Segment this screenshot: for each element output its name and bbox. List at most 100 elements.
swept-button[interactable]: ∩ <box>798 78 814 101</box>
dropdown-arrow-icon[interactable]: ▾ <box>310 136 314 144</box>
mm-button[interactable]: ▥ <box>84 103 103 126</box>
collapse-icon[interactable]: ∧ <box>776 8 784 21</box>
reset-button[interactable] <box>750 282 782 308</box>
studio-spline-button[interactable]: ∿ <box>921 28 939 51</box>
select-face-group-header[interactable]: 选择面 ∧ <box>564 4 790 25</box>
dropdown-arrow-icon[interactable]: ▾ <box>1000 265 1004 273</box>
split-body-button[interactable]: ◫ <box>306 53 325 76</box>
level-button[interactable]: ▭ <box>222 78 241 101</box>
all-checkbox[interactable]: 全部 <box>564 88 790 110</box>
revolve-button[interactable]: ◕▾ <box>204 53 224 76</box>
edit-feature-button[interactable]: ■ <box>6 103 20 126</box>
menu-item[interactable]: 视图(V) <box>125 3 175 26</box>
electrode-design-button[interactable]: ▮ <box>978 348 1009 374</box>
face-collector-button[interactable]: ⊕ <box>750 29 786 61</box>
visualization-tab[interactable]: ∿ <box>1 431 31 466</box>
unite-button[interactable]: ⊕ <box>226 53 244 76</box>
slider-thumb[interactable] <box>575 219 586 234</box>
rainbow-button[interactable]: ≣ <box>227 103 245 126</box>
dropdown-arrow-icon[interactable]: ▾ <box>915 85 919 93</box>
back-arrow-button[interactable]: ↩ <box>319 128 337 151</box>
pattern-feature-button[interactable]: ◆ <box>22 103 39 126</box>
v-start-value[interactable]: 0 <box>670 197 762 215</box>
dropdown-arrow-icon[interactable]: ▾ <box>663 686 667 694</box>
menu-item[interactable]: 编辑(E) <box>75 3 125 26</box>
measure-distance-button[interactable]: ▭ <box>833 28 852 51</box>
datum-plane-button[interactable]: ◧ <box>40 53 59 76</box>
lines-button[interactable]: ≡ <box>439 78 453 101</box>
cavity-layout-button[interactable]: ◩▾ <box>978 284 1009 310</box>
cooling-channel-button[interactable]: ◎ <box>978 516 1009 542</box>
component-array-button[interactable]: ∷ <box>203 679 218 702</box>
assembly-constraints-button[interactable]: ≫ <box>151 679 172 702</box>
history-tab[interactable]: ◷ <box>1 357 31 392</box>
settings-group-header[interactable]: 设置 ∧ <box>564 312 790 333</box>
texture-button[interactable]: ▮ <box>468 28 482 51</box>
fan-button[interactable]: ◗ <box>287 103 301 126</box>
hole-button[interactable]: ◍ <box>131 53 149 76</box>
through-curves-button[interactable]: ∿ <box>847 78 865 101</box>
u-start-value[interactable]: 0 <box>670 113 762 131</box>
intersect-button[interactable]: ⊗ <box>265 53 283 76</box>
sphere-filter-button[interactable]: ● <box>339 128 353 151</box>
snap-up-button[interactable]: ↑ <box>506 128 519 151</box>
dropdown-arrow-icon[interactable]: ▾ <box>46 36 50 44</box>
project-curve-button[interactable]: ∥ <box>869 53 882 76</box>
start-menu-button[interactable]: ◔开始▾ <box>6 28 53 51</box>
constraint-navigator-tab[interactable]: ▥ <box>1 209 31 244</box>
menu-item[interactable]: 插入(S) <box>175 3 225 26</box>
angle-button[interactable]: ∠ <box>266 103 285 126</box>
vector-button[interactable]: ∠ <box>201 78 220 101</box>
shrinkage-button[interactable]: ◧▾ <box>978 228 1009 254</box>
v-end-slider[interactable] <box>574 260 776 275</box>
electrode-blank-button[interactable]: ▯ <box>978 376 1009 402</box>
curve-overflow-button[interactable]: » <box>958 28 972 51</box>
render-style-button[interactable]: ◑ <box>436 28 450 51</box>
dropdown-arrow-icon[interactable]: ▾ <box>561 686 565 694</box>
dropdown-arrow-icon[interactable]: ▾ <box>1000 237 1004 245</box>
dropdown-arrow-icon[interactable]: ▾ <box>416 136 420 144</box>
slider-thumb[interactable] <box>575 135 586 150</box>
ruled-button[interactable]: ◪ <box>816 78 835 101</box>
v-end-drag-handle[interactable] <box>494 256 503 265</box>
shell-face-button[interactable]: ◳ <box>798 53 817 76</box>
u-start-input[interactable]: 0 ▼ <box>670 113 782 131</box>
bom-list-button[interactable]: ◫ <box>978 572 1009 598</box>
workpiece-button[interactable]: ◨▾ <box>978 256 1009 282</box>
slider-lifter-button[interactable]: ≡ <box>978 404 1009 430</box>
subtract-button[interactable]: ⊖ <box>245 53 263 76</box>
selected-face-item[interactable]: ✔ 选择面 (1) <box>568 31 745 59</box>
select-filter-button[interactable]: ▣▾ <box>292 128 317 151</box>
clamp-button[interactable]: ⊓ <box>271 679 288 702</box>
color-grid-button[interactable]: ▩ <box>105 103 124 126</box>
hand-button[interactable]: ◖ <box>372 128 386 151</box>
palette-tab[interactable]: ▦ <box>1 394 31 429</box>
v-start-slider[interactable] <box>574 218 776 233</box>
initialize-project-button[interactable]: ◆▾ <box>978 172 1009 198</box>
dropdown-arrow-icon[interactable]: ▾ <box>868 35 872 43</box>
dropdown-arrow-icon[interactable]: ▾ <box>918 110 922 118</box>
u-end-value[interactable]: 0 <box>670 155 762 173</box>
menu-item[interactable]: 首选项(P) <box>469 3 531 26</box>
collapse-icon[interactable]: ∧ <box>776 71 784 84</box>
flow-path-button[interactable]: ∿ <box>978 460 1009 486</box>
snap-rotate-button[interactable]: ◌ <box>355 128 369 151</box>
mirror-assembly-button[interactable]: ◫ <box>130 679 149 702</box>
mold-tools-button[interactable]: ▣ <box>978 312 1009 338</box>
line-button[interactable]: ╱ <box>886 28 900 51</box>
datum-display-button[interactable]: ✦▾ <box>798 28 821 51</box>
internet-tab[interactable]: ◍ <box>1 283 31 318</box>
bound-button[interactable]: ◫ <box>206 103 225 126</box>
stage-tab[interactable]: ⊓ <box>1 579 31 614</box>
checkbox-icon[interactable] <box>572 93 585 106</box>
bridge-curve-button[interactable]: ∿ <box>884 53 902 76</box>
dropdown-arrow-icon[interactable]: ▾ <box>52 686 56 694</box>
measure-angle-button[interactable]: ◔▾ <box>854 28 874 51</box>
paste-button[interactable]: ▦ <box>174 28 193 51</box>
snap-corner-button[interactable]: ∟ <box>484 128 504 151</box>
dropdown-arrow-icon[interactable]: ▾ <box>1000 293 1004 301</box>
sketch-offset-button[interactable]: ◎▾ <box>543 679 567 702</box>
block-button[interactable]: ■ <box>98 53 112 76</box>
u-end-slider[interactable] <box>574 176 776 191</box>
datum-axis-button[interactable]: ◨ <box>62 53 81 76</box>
════════
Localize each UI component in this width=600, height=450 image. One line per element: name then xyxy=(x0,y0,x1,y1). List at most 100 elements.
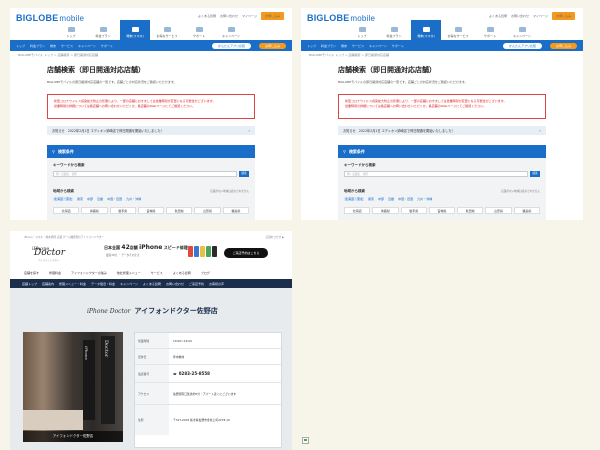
════════
Arrange the listing lines as a Markdown table with columns "Row" and "Line". Start with the line containing "Segment this screenshot: for" and continue through the line containing "mm-button[interactable]: ▥ <box>84", skipping any blank lines.

* Expected output:
| Row | Line |
|---|---|
| 1 | Segment this screenshot: for each element output its name and bbox. List at most 100 elements. |
| 2 | swept-button[interactable]: ∩ <box>798 78 814 101</box> |
| 3 | dropdown-arrow-icon[interactable]: ▾ <box>310 136 314 144</box> |
| 4 | mm-button[interactable]: ▥ <box>84 103 103 126</box> |